_Recorded information_.

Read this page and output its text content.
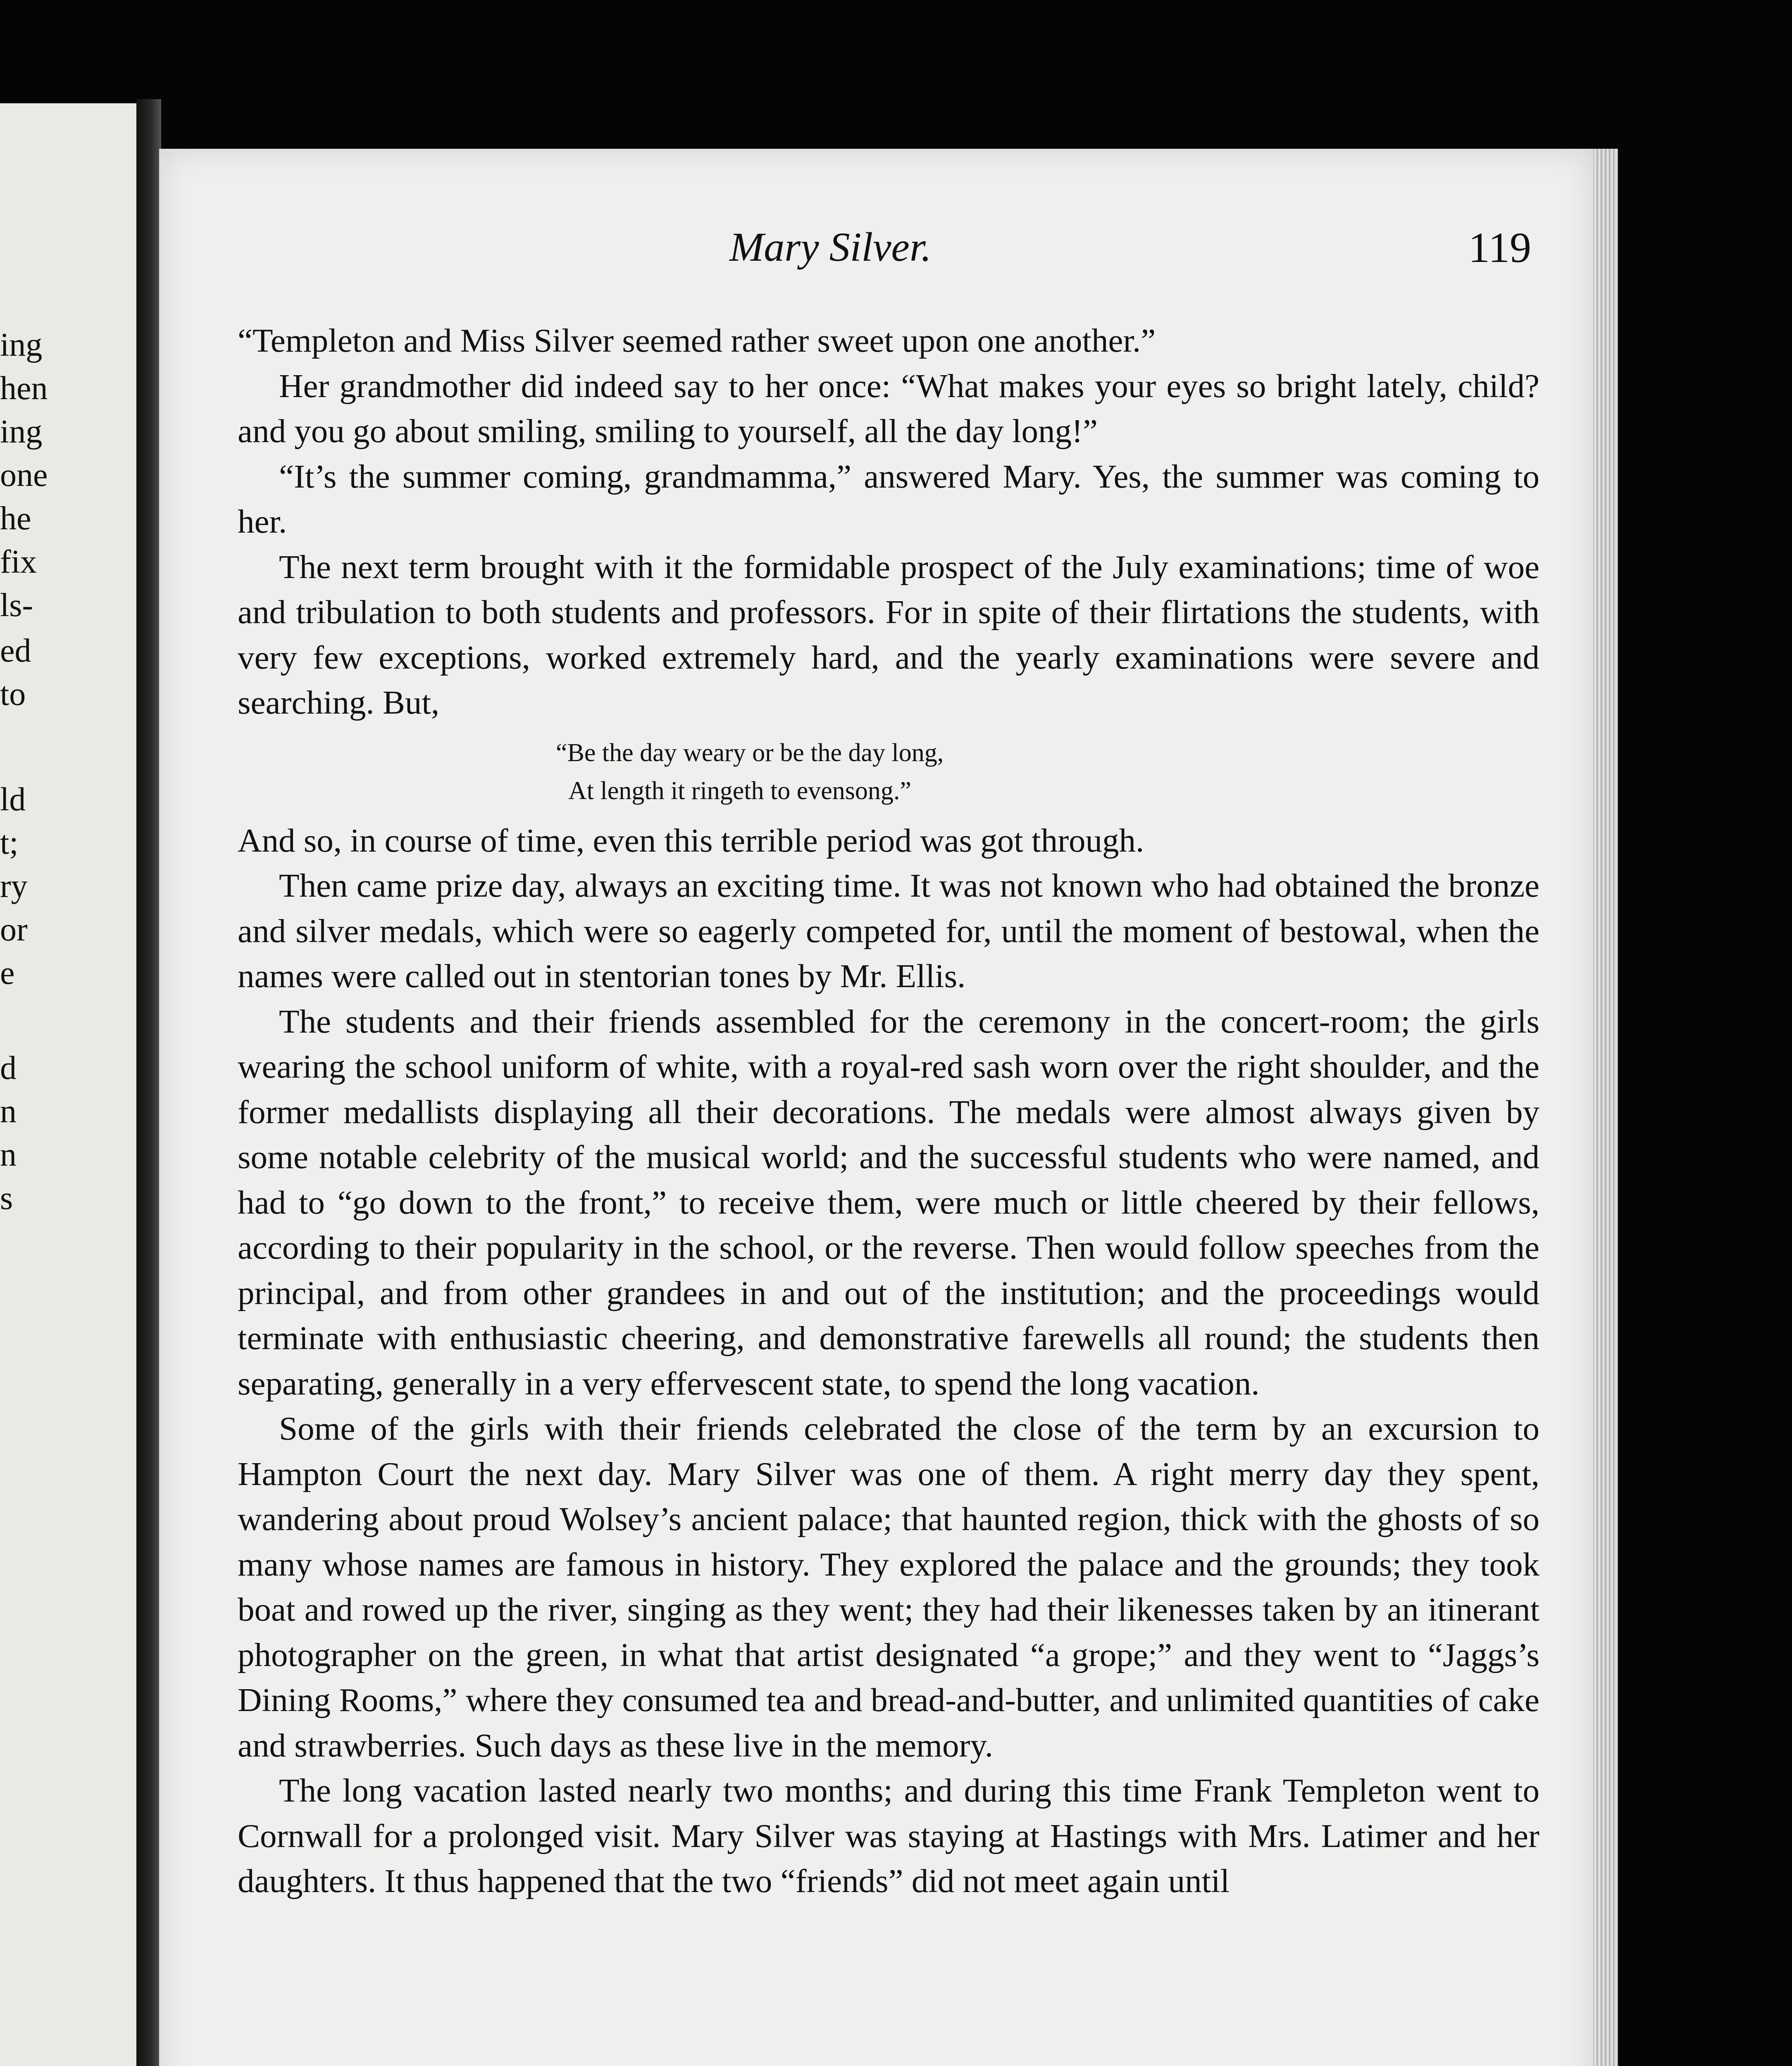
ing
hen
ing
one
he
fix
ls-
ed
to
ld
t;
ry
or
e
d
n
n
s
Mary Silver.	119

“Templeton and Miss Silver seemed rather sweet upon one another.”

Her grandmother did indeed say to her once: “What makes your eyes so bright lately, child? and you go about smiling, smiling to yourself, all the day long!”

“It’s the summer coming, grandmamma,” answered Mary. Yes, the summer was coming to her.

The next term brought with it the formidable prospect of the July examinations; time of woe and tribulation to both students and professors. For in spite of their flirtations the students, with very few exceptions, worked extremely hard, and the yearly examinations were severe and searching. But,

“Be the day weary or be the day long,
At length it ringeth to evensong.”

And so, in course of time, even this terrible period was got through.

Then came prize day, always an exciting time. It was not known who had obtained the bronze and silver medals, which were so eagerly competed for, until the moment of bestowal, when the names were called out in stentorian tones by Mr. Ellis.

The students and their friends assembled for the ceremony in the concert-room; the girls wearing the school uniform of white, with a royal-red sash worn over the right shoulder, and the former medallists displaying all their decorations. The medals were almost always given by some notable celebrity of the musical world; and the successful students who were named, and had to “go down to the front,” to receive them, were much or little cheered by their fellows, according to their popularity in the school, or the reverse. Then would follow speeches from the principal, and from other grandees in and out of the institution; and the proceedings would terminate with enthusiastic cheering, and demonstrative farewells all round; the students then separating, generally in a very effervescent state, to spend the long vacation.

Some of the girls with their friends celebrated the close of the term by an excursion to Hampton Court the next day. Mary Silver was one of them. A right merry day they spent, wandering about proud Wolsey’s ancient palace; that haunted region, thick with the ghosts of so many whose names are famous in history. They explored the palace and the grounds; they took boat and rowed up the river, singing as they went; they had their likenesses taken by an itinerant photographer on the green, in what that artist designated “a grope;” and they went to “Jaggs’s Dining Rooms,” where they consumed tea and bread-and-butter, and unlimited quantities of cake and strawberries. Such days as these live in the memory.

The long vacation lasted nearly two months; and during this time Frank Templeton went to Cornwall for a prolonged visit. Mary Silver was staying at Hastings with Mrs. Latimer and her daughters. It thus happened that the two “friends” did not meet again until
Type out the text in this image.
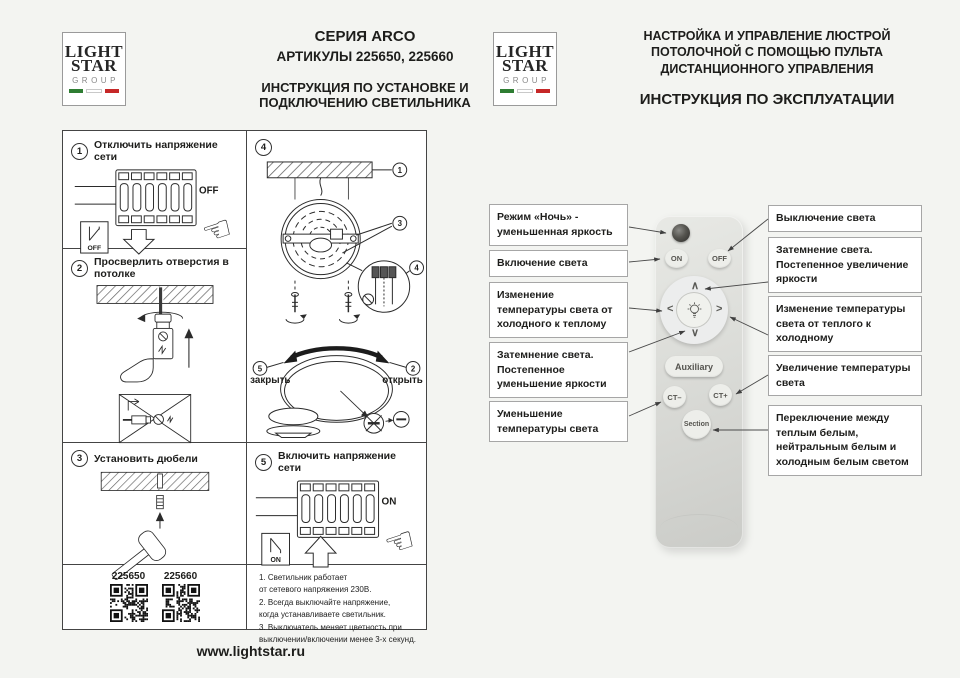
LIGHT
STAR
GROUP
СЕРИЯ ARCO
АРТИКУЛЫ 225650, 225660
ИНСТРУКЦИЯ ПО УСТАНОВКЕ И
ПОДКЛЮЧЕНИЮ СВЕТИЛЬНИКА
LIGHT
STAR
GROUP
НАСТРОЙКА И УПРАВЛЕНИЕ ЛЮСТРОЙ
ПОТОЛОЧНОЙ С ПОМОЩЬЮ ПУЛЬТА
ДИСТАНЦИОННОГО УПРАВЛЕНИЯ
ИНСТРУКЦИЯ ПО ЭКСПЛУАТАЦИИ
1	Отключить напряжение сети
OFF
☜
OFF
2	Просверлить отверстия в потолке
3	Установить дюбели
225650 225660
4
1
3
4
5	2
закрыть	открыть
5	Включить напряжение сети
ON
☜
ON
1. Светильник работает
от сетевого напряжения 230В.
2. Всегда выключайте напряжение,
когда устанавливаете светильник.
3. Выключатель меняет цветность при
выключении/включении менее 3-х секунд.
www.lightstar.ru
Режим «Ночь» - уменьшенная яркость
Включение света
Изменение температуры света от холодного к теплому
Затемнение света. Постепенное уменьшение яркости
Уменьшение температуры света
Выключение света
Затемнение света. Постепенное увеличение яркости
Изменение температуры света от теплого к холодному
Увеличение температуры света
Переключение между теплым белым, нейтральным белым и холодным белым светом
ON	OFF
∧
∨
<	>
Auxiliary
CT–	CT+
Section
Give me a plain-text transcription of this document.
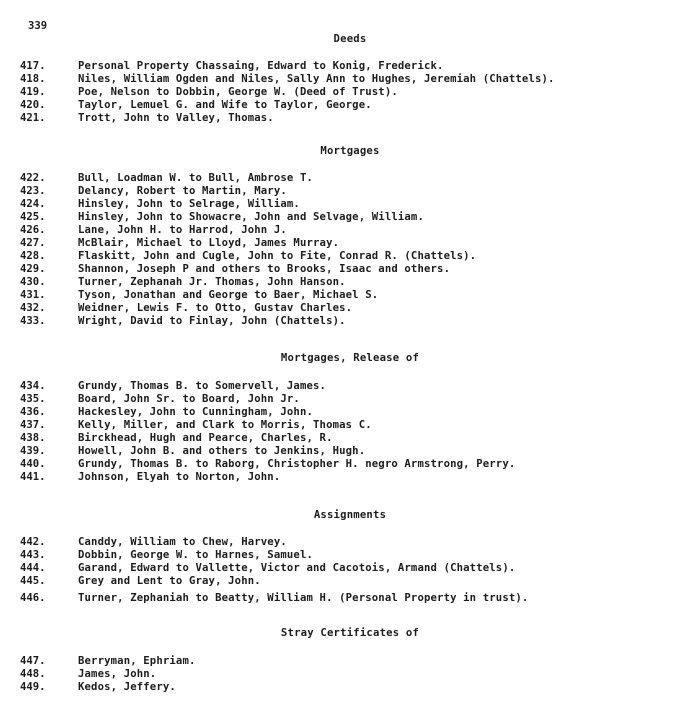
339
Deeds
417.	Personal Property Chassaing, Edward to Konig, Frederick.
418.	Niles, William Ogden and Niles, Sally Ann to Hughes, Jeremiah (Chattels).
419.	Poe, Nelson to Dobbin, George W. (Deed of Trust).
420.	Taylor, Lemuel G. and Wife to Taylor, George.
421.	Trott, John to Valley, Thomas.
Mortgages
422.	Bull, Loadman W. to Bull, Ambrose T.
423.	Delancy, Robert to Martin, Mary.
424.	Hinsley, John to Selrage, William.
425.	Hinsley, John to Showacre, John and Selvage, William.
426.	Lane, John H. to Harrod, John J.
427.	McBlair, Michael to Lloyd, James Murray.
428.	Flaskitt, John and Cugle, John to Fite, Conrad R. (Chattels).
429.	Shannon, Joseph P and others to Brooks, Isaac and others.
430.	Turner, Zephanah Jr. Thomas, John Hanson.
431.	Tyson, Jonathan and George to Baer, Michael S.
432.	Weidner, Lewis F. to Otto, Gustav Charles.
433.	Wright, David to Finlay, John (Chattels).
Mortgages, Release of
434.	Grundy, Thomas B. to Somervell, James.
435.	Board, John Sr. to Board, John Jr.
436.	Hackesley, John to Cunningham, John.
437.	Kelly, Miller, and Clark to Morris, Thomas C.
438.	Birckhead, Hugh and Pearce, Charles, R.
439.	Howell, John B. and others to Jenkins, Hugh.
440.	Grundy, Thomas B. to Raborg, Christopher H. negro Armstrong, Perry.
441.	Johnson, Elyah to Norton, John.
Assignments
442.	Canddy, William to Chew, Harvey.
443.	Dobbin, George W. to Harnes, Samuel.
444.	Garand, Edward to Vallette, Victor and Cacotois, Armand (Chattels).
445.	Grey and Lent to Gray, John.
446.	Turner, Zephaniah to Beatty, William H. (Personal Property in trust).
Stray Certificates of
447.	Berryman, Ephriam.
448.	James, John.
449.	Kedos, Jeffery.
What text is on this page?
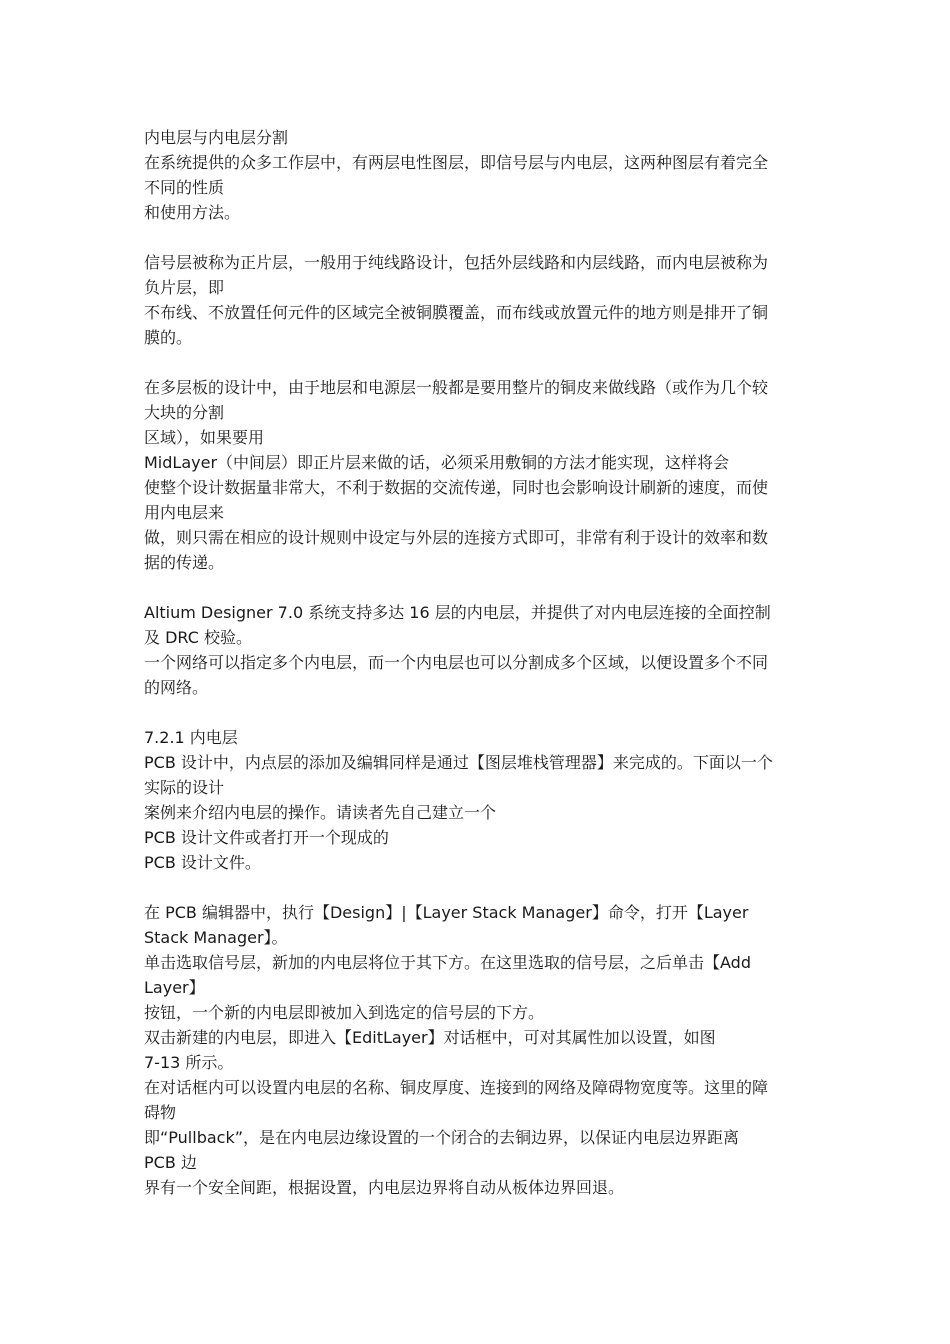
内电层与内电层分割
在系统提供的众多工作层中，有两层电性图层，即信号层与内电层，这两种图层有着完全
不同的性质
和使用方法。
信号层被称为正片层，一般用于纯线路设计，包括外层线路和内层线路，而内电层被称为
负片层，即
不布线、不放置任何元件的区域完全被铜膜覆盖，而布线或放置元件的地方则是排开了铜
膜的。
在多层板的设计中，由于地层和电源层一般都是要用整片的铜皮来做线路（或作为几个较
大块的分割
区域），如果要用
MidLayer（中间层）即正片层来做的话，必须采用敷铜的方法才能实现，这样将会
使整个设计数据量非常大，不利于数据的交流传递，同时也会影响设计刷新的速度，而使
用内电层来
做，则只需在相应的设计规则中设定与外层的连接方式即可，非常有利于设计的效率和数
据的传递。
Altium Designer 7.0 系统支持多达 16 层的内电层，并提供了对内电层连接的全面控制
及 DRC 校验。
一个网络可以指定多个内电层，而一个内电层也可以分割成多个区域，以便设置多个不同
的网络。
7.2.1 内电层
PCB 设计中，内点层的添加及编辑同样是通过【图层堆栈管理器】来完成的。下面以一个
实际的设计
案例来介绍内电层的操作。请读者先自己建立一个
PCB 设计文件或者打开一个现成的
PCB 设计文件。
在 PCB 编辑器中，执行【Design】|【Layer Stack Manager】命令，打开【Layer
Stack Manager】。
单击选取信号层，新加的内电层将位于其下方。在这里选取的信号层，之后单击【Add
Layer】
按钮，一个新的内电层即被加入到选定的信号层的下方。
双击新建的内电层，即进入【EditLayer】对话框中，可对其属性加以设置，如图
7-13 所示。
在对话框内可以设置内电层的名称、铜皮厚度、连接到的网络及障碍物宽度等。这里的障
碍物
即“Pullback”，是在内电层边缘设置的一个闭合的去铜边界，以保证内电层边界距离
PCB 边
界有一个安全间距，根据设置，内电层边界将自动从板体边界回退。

_What you are asked to do_. Which lines in the listing above hold the word "others"? Show each of them.

_Solution to the exercise_.
429.	Shannon, Joseph P and others to Brooks, Isaac and others.
439.	Howell, John B. and others to Jenkins, Hugh.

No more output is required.